REQUIRED WORK: Find the word "było" in the listing. Copy out each line where it occurs.

MATERIAL FOR THE TASK:
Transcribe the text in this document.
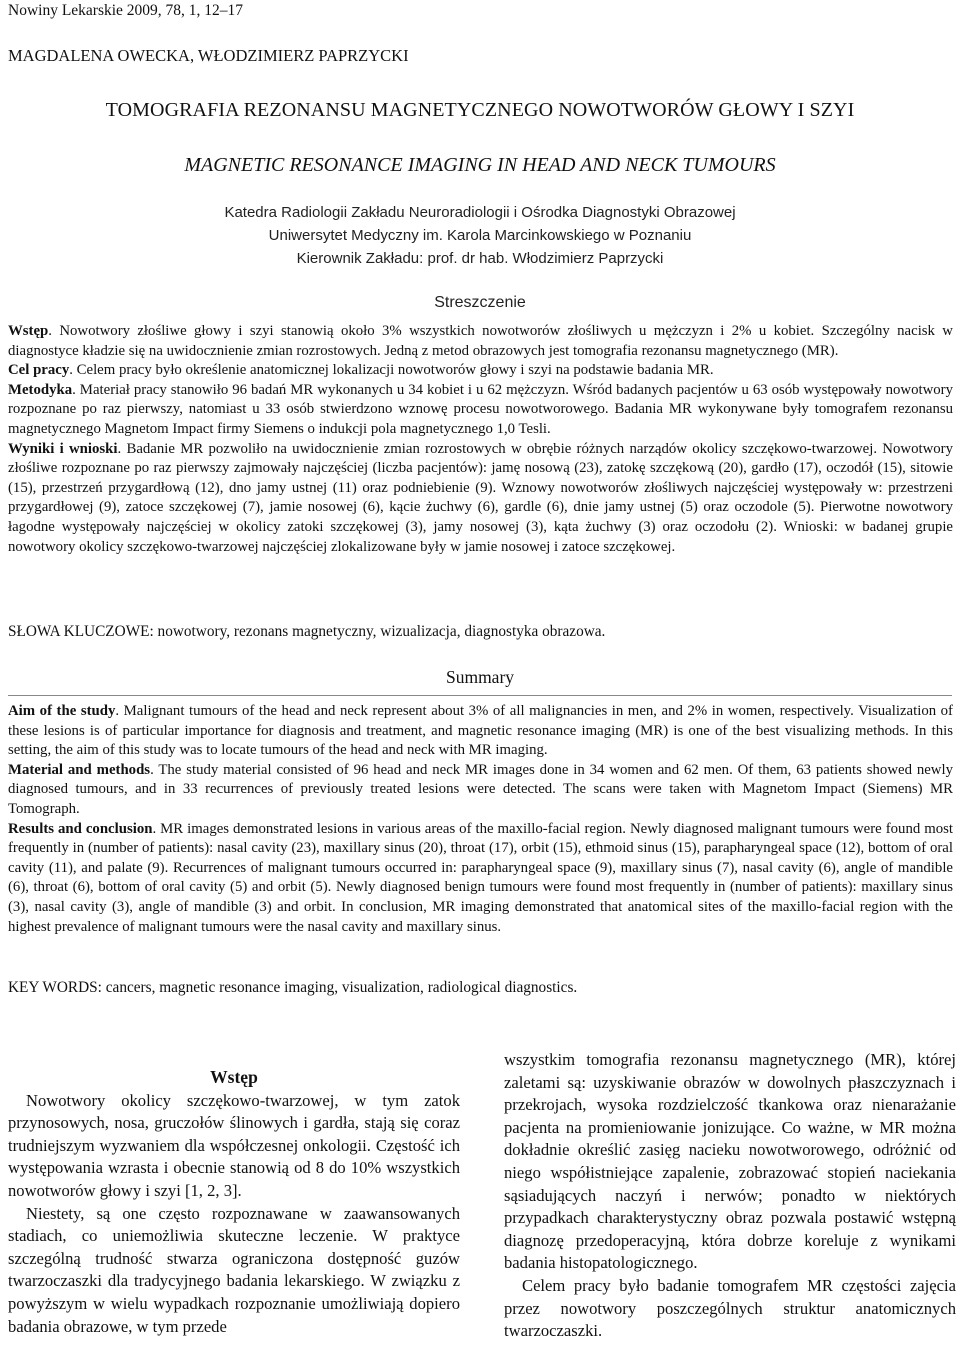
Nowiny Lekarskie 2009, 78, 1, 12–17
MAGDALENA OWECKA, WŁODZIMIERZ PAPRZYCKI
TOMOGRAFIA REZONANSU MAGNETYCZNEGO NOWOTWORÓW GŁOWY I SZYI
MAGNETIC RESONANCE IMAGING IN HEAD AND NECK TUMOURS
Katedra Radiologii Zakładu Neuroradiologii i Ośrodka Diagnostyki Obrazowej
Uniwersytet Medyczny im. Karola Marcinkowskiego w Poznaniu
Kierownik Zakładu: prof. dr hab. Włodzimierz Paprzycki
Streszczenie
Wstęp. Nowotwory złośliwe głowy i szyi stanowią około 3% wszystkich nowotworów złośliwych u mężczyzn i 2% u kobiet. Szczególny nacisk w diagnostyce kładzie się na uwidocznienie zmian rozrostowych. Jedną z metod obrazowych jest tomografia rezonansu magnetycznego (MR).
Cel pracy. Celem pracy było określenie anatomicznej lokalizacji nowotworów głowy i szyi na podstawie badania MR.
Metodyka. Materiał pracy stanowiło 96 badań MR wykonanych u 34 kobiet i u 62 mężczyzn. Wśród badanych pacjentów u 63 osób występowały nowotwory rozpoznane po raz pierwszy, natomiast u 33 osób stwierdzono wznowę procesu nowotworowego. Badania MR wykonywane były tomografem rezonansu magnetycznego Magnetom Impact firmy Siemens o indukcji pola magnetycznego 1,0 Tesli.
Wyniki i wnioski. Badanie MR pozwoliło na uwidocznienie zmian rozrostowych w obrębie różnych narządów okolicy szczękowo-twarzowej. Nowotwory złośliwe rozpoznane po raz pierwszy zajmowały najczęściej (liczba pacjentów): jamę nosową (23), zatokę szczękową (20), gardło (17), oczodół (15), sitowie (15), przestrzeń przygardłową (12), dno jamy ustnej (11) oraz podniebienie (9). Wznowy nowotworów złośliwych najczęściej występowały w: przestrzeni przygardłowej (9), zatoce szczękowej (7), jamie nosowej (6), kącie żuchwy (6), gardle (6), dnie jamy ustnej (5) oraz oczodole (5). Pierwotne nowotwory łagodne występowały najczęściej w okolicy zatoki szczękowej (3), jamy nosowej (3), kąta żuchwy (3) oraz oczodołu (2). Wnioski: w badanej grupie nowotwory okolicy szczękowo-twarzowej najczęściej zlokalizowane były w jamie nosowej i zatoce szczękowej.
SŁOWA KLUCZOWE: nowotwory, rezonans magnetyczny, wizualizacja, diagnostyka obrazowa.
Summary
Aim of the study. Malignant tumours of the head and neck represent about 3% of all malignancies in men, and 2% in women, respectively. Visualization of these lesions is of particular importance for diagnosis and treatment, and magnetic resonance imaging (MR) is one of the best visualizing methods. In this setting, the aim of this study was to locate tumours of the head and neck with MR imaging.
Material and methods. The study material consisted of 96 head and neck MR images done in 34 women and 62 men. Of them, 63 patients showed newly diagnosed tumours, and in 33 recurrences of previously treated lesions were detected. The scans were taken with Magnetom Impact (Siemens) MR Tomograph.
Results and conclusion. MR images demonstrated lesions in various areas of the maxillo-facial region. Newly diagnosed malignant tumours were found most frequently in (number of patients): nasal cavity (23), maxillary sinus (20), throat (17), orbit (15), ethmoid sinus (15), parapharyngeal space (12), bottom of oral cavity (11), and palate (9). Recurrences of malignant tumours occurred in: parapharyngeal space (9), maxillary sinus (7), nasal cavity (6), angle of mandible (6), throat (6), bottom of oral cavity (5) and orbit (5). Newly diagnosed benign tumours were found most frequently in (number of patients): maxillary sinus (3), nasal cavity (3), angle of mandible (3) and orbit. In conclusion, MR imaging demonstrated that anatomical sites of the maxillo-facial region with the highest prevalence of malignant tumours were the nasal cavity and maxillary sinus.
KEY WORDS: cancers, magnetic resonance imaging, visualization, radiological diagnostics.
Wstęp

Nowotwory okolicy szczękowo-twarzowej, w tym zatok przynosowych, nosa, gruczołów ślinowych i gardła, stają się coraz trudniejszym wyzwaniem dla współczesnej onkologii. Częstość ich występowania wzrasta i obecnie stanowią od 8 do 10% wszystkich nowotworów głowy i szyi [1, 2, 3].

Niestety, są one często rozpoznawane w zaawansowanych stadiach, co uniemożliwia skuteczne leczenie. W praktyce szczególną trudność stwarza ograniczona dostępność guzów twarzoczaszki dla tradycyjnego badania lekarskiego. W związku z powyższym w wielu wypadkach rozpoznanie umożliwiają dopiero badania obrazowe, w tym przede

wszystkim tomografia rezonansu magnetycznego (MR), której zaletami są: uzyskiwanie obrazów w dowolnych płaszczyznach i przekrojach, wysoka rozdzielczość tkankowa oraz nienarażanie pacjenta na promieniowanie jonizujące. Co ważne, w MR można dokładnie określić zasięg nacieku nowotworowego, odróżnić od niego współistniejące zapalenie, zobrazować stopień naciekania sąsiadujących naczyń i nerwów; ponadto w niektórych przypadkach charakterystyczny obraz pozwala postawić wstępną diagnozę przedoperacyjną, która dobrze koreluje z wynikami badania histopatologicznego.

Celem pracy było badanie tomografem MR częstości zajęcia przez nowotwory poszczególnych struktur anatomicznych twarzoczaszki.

SOLUTION TO THIS PROBLEM:
Cel pracy. Celem pracy było określenie anatomicznej lokalizacji nowotworów głowy i szyi na podstawie badania MR.
Celem pracy było badanie tomografem MR częstości zajęcia przez nowotwory poszczególnych struktur anatomicznych twarzoczaszki.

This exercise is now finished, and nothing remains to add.